>>>

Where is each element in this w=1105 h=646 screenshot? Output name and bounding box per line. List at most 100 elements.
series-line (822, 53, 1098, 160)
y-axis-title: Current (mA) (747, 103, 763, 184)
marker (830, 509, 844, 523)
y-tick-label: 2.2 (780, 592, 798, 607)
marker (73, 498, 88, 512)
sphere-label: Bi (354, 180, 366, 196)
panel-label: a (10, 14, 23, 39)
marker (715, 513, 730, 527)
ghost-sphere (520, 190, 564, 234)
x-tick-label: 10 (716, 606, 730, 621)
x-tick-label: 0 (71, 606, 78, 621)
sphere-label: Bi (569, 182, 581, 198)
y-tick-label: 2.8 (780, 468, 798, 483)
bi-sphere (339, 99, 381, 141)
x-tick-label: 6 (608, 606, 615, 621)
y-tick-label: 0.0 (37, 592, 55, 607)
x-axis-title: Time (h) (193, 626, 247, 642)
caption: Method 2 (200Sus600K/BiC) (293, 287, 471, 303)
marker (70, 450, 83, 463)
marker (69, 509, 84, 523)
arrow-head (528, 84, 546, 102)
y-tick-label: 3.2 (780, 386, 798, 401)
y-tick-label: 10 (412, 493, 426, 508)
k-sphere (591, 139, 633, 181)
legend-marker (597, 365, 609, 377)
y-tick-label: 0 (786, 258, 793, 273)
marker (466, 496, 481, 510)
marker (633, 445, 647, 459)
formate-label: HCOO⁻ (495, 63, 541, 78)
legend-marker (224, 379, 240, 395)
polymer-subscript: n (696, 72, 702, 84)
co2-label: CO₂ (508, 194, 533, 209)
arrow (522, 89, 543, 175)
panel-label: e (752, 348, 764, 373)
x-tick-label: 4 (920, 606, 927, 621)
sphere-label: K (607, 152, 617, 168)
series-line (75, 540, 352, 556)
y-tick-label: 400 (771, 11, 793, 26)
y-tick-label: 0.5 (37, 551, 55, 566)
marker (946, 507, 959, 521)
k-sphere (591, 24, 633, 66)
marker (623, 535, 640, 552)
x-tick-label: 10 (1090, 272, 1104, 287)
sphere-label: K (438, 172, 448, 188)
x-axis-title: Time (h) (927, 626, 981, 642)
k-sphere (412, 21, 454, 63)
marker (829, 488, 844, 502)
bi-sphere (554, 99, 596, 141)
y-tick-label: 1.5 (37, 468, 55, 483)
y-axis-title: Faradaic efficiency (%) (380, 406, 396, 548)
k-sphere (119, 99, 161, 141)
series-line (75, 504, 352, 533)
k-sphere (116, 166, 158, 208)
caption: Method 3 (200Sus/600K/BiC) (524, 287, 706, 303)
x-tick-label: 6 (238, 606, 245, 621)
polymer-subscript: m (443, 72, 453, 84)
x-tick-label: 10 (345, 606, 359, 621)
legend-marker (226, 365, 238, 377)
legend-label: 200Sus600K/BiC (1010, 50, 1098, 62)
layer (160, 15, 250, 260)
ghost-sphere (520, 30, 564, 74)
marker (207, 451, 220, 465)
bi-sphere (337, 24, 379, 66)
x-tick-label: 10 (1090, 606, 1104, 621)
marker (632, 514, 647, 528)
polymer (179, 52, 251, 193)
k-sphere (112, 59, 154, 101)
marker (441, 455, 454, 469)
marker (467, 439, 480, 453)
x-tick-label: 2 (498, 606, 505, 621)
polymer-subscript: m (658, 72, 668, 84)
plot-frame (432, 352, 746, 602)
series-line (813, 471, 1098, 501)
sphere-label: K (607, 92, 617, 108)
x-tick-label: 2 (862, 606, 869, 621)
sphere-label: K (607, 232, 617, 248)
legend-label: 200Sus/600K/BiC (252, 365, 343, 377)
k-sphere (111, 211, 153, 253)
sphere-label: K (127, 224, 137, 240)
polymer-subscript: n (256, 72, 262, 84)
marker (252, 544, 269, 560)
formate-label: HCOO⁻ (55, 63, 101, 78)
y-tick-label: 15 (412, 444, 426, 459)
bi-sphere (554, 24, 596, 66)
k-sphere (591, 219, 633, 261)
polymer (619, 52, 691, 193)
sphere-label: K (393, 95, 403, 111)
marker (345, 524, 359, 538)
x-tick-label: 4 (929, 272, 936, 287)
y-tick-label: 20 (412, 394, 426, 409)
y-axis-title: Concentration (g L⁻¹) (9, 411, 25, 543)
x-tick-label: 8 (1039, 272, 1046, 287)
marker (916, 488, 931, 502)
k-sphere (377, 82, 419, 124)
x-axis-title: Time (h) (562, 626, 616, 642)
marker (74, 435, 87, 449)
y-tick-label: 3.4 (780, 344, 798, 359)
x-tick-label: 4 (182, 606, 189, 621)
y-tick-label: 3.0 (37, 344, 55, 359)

<<<

• **Problem requirements**
Extract each line of the records above that contains the string "subscript".

• **Finished task**
polymer-subscript: n (696, 72, 702, 84)
polymer-subscript: m (443, 72, 453, 84)
polymer-subscript: m (658, 72, 668, 84)
polymer-subscript: n (256, 72, 262, 84)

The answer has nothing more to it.